Exercise brief: Please rewrite the part of the data that opens with the line containing "control-point (1195, 854, 1202, 861)" and closes with the line containing "control-point (1269, 876, 1276, 883)", replacing "control-point" with "reference-point" and leaving everything else unchanged. Return only those lines.

Data extract:
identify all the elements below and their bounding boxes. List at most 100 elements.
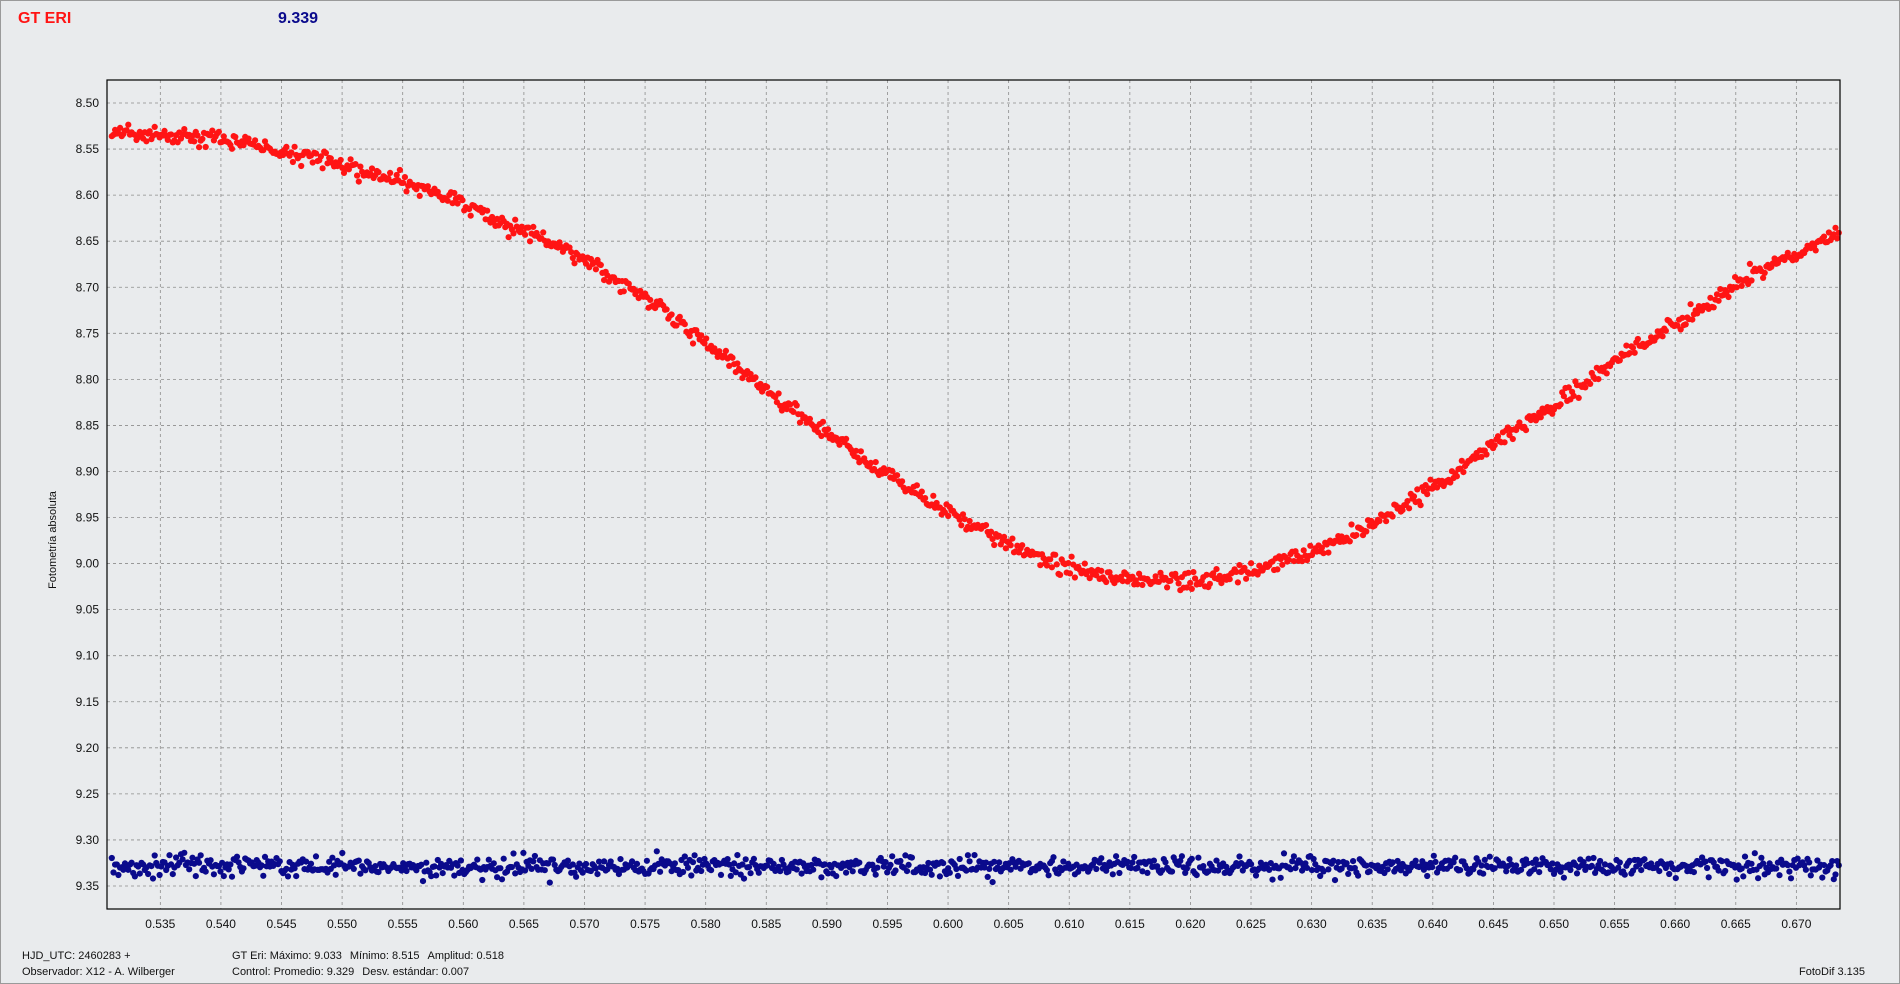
control-point (1195, 854, 1202, 861)
gt-eri-point (1715, 297, 1722, 304)
gt-eri-point (857, 448, 865, 455)
control-point (684, 864, 692, 871)
control-point (971, 852, 978, 859)
gt-eri-point (1175, 580, 1182, 587)
gt-eri-point (1501, 439, 1508, 446)
gt-eri-point (1213, 566, 1220, 573)
control-point (1384, 866, 1391, 873)
gt-eri-point (945, 512, 952, 520)
control-point (1113, 853, 1120, 860)
control-point (1290, 853, 1297, 860)
gt-eri-point (125, 121, 132, 128)
control-point (1116, 869, 1123, 877)
gt-eri-point (1066, 570, 1074, 577)
control-point (149, 875, 157, 882)
control-point (1162, 859, 1169, 866)
control-point (1345, 870, 1352, 878)
control-point (874, 864, 881, 871)
x-tick-label: 0.615 (1115, 917, 1145, 931)
y-axis-label: Fotometría absoluta (47, 491, 59, 589)
x-tick-label: 0.570 (569, 917, 599, 931)
gt-eri-point (1103, 578, 1110, 586)
control-point (549, 856, 557, 863)
control-point (1366, 868, 1373, 875)
app-version: FotoDif 3.135 (1799, 966, 1866, 978)
control-point (1269, 876, 1276, 883)
control-point (1590, 854, 1597, 862)
x-tick-label: 0.655 (1600, 917, 1630, 931)
gt-eri-point (283, 143, 290, 150)
control-point (169, 871, 176, 878)
gt-eri-point (1834, 235, 1841, 242)
gt-eri-point (1689, 316, 1696, 323)
gt-eri-point (396, 166, 403, 174)
x-tick-label: 0.565 (509, 917, 539, 931)
gt-eri-point (196, 144, 203, 151)
gt-eri-point (1631, 349, 1638, 356)
y-tick-label: 9.25 (76, 787, 100, 801)
control-point (1355, 872, 1362, 879)
gt-eri-point (1098, 567, 1105, 575)
gt-eri-point (1300, 547, 1307, 554)
control-point (856, 859, 863, 866)
gt-eri-point (1057, 571, 1064, 579)
gt-eri-point (872, 459, 879, 466)
gt-eri-point (1348, 521, 1355, 528)
control-point (1573, 870, 1581, 877)
control-point (312, 853, 320, 860)
control-point (1452, 854, 1459, 861)
gt-eri-point (1453, 473, 1460, 480)
gt-eri-point (1522, 427, 1530, 434)
control-point (964, 852, 972, 859)
control-point (564, 857, 572, 864)
control-point (810, 866, 817, 873)
gt-eri-point (1682, 321, 1689, 328)
gt-eri-point (1761, 269, 1768, 276)
control-point (936, 873, 944, 880)
gt-eri-point (355, 178, 362, 185)
x-tick-label: 0.590 (812, 917, 842, 931)
control-point (724, 856, 731, 863)
footer-hjd: HJD_UTC: 2460283 + (22, 950, 131, 962)
control-point (1641, 856, 1648, 863)
chart: 0.535 0.540 0.545 0.550 0.555 0.560 0.565 0.570… (76, 79, 1842, 931)
y-tick-label: 9.05 (76, 603, 100, 617)
control-point (657, 868, 664, 875)
control-point (818, 874, 825, 881)
control-point (892, 867, 899, 874)
control-point (1429, 864, 1436, 871)
gt-eri-point (347, 156, 354, 163)
control-point (228, 873, 236, 880)
gt-eri-point (1389, 513, 1396, 520)
control-point (115, 871, 122, 879)
x-tick-label: 0.560 (448, 917, 478, 931)
gt-eri-point (459, 197, 466, 204)
control-point (350, 865, 357, 873)
control-point (192, 873, 199, 880)
control-std: Desv. estándar: 0.007 (362, 966, 470, 978)
control-point (1109, 871, 1116, 878)
control-point (755, 869, 762, 876)
gt-eri-point (918, 488, 925, 495)
control-point (339, 849, 346, 857)
y-tick-label: 8.75 (76, 326, 100, 340)
y-tick-label: 8.90 (76, 464, 100, 478)
control-point (541, 867, 548, 874)
gt-eri-point (228, 145, 236, 152)
gt-eri-point (1274, 566, 1281, 573)
y-tick-label: 9.00 (76, 557, 100, 571)
gt-eri-point (1071, 574, 1078, 581)
control-point (928, 871, 935, 878)
gt-eri-point (722, 347, 730, 354)
control-point (1832, 871, 1839, 878)
gt-eri-point (1812, 247, 1819, 254)
control-point (355, 857, 362, 864)
control-point (1705, 874, 1712, 881)
control-point (1150, 857, 1157, 864)
control-point (1616, 859, 1623, 866)
gt-amp: Amplitud: 0.518 (427, 950, 504, 962)
gt-eri-point (958, 522, 965, 529)
control-point (1755, 875, 1762, 882)
control-point (717, 871, 725, 879)
gt-eri-point (729, 354, 736, 361)
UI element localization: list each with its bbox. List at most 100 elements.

Output:
reference-point (1195, 854, 1202, 861)
gt-eri-point (1715, 297, 1722, 304)
gt-eri-point (857, 448, 865, 455)
reference-point (684, 864, 692, 871)
reference-point (971, 852, 978, 859)
gt-eri-point (1175, 580, 1182, 587)
gt-eri-point (1501, 439, 1508, 446)
gt-eri-point (1213, 566, 1220, 573)
reference-point (1384, 866, 1391, 873)
gt-eri-point (945, 512, 952, 520)
reference-point (1113, 853, 1120, 860)
reference-point (1290, 853, 1297, 860)
gt-eri-point (125, 121, 132, 128)
reference-point (1116, 869, 1123, 877)
gt-eri-point (1066, 570, 1074, 577)
reference-point (149, 875, 157, 882)
reference-point (1162, 859, 1169, 866)
reference-point (1345, 870, 1352, 878)
reference-point (874, 864, 881, 871)
x-tick-label: 0.615 (1115, 917, 1145, 931)
y-axis-label: Fotometría absoluta (47, 491, 59, 589)
x-tick-label: 0.570 (569, 917, 599, 931)
gt-eri-point (1103, 578, 1110, 586)
reference-point (549, 856, 557, 863)
reference-point (1366, 868, 1373, 875)
app-version: FotoDif 3.135 (1799, 966, 1866, 978)
reference-point (1269, 876, 1276, 883)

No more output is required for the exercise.